What to do
Take every line from the listing below that includes "right" and copy it.

## BEGIN Data

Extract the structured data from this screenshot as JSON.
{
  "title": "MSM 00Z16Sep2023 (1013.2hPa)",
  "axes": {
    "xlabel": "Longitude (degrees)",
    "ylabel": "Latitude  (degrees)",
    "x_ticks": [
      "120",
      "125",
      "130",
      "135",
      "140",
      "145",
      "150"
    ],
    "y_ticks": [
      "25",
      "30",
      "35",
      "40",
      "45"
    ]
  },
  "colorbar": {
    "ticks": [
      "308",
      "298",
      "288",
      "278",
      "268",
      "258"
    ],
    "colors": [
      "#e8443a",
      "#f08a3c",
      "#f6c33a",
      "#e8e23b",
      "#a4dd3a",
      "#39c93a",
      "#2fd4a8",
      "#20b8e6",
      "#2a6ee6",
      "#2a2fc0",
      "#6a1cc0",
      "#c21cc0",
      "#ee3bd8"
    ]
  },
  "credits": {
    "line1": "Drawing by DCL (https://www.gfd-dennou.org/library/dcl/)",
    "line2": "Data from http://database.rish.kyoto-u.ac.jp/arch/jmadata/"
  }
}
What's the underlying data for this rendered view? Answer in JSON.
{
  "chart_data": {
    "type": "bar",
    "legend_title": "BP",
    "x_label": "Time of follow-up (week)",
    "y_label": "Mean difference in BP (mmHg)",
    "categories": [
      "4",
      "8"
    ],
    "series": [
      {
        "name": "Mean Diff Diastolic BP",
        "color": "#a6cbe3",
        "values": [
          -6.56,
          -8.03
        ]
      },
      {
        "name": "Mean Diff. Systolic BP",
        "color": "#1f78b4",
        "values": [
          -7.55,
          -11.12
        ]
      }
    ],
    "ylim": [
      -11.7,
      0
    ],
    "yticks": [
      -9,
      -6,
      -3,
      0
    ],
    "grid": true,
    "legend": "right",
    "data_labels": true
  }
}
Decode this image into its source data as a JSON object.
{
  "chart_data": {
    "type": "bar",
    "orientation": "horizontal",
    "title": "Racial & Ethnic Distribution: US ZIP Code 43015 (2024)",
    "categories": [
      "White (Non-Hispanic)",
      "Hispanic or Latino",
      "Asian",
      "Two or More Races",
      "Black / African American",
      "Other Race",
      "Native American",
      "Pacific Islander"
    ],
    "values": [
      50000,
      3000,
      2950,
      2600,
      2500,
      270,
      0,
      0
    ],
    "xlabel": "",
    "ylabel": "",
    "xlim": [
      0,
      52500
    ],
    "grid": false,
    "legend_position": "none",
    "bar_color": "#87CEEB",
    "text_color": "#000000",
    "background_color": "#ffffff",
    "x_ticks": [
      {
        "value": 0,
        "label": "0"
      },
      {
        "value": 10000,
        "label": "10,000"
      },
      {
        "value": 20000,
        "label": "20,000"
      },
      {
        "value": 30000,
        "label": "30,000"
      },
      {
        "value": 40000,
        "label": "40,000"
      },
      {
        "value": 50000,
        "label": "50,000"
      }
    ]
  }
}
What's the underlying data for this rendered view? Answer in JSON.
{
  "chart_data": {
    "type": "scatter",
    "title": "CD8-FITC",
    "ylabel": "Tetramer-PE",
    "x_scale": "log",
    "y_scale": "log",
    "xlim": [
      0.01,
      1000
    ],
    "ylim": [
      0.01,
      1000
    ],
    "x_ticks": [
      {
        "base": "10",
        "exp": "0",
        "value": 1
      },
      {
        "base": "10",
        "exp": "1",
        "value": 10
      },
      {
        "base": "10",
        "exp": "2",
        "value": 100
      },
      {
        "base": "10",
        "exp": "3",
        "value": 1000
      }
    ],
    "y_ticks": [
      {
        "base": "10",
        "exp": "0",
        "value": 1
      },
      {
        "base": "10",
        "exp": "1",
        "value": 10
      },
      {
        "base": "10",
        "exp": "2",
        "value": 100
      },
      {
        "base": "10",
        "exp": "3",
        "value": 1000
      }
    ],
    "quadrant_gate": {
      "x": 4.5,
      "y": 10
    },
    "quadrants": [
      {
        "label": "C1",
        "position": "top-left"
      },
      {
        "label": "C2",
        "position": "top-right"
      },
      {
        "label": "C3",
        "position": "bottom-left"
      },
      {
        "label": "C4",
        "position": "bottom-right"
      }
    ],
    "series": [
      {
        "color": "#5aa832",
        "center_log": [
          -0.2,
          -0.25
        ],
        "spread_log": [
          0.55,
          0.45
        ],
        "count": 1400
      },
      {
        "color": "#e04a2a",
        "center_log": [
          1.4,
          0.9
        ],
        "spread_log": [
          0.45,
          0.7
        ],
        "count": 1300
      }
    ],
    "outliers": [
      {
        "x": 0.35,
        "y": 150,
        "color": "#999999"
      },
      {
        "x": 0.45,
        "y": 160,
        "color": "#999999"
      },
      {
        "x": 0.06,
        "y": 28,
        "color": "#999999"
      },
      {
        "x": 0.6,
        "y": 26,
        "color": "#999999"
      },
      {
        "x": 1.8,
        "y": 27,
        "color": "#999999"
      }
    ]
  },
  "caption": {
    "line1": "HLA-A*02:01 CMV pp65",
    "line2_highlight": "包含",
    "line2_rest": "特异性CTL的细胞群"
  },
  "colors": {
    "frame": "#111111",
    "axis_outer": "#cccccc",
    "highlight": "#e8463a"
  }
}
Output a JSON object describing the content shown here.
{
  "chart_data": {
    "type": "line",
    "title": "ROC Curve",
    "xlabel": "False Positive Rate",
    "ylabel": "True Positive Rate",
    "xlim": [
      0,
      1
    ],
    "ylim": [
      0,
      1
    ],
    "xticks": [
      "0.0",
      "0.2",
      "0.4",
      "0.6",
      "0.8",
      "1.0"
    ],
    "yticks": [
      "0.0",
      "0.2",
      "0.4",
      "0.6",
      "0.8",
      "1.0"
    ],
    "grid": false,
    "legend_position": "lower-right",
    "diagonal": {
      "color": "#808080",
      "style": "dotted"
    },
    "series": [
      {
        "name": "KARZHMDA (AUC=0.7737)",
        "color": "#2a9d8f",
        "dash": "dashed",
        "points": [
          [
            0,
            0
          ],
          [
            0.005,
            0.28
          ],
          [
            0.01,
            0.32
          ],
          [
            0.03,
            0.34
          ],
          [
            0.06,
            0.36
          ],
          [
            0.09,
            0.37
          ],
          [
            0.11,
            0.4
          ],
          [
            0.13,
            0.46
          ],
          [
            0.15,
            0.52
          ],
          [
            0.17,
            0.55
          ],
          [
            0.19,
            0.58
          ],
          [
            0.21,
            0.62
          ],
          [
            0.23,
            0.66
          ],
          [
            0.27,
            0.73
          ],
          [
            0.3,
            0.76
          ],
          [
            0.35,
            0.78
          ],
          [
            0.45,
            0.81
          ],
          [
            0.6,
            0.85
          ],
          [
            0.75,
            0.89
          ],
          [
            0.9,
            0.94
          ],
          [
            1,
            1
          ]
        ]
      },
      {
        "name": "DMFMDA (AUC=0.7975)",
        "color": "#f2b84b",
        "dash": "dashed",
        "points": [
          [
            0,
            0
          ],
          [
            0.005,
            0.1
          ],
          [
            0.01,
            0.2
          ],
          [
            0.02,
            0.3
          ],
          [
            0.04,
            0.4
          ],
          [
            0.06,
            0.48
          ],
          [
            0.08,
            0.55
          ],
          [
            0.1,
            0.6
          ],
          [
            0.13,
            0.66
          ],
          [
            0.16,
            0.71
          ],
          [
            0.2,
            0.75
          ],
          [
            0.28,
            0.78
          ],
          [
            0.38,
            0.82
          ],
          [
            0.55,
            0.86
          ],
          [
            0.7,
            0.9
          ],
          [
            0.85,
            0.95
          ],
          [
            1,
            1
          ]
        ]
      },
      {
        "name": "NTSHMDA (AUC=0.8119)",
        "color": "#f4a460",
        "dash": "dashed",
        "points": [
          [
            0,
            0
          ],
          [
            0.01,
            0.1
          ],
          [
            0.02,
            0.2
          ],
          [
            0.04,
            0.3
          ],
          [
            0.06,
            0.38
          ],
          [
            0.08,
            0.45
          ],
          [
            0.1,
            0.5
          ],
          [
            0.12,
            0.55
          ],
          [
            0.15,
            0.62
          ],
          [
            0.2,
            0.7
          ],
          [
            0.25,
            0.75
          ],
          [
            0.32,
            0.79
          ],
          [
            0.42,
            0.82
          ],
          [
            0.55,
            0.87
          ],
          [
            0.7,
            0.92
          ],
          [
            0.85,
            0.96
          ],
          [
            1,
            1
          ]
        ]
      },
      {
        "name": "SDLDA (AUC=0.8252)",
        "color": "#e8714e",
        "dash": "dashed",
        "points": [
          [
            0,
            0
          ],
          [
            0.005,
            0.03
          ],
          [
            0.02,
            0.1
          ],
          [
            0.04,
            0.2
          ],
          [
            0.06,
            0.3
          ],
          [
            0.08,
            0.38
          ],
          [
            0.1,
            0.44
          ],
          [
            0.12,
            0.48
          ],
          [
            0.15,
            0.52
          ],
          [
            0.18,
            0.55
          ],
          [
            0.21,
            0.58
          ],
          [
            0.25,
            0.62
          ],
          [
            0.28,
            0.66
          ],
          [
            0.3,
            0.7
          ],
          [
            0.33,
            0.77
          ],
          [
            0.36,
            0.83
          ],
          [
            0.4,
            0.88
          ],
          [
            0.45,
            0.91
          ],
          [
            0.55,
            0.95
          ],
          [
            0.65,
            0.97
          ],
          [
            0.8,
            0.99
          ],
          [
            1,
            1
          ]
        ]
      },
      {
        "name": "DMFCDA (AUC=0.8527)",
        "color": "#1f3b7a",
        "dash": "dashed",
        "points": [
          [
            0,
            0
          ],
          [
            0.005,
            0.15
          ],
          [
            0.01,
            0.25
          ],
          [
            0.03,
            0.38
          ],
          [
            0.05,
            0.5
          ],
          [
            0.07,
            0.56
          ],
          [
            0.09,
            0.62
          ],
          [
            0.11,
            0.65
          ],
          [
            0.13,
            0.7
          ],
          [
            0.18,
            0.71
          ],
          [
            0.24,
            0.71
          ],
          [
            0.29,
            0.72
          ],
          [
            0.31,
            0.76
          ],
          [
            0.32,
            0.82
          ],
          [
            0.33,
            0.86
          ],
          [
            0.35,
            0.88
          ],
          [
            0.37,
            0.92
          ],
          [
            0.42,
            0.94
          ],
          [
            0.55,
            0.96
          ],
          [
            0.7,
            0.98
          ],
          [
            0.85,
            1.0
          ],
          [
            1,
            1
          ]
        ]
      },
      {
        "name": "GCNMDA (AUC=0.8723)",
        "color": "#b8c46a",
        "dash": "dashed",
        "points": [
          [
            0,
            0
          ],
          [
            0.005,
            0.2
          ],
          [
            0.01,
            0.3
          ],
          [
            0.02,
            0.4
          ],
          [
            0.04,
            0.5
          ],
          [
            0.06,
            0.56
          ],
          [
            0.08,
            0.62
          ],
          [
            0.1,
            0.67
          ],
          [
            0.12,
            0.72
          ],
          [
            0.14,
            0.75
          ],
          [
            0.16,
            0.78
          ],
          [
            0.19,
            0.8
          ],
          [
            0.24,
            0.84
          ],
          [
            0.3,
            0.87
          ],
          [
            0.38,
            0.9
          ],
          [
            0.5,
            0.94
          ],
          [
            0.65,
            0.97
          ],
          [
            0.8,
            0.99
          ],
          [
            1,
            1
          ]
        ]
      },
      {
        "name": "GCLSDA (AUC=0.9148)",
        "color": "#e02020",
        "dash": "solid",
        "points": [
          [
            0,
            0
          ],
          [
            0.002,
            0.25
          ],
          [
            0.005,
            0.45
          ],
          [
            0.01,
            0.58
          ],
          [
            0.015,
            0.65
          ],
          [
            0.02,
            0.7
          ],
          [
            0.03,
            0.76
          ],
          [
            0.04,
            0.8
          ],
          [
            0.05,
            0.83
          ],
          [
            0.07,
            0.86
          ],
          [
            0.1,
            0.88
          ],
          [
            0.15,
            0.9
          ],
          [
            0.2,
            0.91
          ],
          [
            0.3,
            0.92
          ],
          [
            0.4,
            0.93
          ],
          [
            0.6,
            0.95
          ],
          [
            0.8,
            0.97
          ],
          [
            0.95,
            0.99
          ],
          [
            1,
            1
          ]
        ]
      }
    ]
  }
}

## END Data

Final result
    "legend": "right",
        "position": "top-right"
        "position": "bottom-right"
    "legend_position": "lower-right",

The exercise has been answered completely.